[Records]

>> BEGIN

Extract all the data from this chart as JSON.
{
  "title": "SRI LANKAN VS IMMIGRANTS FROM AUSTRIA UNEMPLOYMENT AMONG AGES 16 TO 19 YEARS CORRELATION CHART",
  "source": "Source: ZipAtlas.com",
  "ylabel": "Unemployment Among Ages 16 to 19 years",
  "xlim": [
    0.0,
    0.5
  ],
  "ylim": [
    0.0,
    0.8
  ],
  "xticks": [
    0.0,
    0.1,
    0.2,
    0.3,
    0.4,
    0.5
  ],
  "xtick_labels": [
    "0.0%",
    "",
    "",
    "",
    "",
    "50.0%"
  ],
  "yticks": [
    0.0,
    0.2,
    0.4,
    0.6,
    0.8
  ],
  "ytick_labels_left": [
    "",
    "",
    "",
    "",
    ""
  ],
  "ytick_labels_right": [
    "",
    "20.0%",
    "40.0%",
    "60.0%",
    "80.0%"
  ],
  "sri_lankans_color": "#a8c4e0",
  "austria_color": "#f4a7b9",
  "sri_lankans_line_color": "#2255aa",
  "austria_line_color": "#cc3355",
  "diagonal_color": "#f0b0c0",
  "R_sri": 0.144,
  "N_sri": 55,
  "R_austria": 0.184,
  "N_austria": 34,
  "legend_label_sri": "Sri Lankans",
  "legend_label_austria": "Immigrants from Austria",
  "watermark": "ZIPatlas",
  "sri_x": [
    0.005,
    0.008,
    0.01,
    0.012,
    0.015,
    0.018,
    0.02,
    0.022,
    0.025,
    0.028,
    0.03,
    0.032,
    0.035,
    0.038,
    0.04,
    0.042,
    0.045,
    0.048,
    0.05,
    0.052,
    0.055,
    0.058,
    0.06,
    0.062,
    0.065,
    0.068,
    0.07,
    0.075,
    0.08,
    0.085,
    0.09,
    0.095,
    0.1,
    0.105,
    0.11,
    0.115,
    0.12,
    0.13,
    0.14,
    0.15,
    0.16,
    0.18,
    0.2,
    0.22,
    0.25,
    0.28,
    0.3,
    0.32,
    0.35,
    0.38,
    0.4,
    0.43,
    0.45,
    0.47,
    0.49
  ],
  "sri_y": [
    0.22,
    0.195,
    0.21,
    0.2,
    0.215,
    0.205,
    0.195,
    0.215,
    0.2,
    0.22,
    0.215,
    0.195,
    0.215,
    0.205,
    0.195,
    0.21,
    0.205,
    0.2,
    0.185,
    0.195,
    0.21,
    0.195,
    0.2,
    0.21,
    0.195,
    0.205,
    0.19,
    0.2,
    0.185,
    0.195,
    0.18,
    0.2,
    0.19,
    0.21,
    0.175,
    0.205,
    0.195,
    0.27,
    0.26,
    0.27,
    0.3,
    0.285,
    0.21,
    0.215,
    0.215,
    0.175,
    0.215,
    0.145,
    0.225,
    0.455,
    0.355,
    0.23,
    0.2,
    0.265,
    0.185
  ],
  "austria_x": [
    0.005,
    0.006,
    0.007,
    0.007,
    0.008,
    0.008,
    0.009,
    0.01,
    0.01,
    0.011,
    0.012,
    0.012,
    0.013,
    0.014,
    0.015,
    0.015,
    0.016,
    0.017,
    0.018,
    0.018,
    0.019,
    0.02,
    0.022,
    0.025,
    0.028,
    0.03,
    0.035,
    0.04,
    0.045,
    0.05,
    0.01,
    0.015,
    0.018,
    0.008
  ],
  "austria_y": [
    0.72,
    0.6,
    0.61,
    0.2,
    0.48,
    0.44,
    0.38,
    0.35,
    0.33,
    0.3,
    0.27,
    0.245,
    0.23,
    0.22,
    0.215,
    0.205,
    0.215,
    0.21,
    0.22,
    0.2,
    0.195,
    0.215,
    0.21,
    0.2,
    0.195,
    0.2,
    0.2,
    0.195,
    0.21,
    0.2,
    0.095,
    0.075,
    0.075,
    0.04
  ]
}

>> END

→ TASK TO CARRY OUT: From the first line to the last, please quote the material above exactly.

→ THE SOLUTION:
Extract all the data from this chart as JSON.
{
  "title": "SRI LANKAN VS IMMIGRANTS FROM AUSTRIA UNEMPLOYMENT AMONG AGES 16 TO 19 YEARS CORRELATION CHART",
  "source": "Source: ZipAtlas.com",
  "ylabel": "Unemployment Among Ages 16 to 19 years",
  "xlim": [
    0.0,
    0.5
  ],
  "ylim": [
    0.0,
    0.8
  ],
  "xticks": [
    0.0,
    0.1,
    0.2,
    0.3,
    0.4,
    0.5
  ],
  "xtick_labels": [
    "0.0%",
    "",
    "",
    "",
    "",
    "50.0%"
  ],
  "yticks": [
    0.0,
    0.2,
    0.4,
    0.6,
    0.8
  ],
  "ytick_labels_left": [
    "",
    "",
    "",
    "",
    ""
  ],
  "ytick_labels_right": [
    "",
    "20.0%",
    "40.0%",
    "60.0%",
    "80.0%"
  ],
  "sri_lankans_color": "#a8c4e0",
  "austria_color": "#f4a7b9",
  "sri_lankans_line_color": "#2255aa",
  "austria_line_color": "#cc3355",
  "diagonal_color": "#f0b0c0",
  "R_sri": 0.144,
  "N_sri": 55,
  "R_austria": 0.184,
  "N_austria": 34,
  "legend_label_sri": "Sri Lankans",
  "legend_label_austria": "Immigrants from Austria",
  "watermark": "ZIPatlas",
  "sri_x": [
    0.005,
    0.008,
    0.01,
    0.012,
    0.015,
    0.018,
    0.02,
    0.022,
    0.025,
    0.028,
    0.03,
    0.032,
    0.035,
    0.038,
    0.04,
    0.042,
    0.045,
    0.048,
    0.05,
    0.052,
    0.055,
    0.058,
    0.06,
    0.062,
    0.065,
    0.068,
    0.07,
    0.075,
    0.08,
    0.085,
    0.09,
    0.095,
    0.1,
    0.105,
    0.11,
    0.115,
    0.12,
    0.13,
    0.14,
    0.15,
    0.16,
    0.18,
    0.2,
    0.22,
    0.25,
    0.28,
    0.3,
    0.32,
    0.35,
    0.38,
    0.4,
    0.43,
    0.45,
    0.47,
    0.49
  ],
  "sri_y": [
    0.22,
    0.195,
    0.21,
    0.2,
    0.215,
    0.205,
    0.195,
    0.215,
    0.2,
    0.22,
    0.215,
    0.195,
    0.215,
    0.205,
    0.195,
    0.21,
    0.205,
    0.2,
    0.185,
    0.195,
    0.21,
    0.195,
    0.2,
    0.21,
    0.195,
    0.205,
    0.19,
    0.2,
    0.185,
    0.195,
    0.18,
    0.2,
    0.19,
    0.21,
    0.175,
    0.205,
    0.195,
    0.27,
    0.26,
    0.27,
    0.3,
    0.285,
    0.21,
    0.215,
    0.215,
    0.175,
    0.215,
    0.145,
    0.225,
    0.455,
    0.355,
    0.23,
    0.2,
    0.265,
    0.185
  ],
  "austria_x": [
    0.005,
    0.006,
    0.007,
    0.007,
    0.008,
    0.008,
    0.009,
    0.01,
    0.01,
    0.011,
    0.012,
    0.012,
    0.013,
    0.014,
    0.015,
    0.015,
    0.016,
    0.017,
    0.018,
    0.018,
    0.019,
    0.02,
    0.022,
    0.025,
    0.028,
    0.03,
    0.035,
    0.04,
    0.045,
    0.05,
    0.01,
    0.015,
    0.018,
    0.008
  ],
  "austria_y": [
    0.72,
    0.6,
    0.61,
    0.2,
    0.48,
    0.44,
    0.38,
    0.35,
    0.33,
    0.3,
    0.27,
    0.245,
    0.23,
    0.22,
    0.215,
    0.205,
    0.215,
    0.21,
    0.22,
    0.2,
    0.195,
    0.215,
    0.21,
    0.2,
    0.195,
    0.2,
    0.2,
    0.195,
    0.21,
    0.2,
    0.095,
    0.075,
    0.075,
    0.04
  ]
}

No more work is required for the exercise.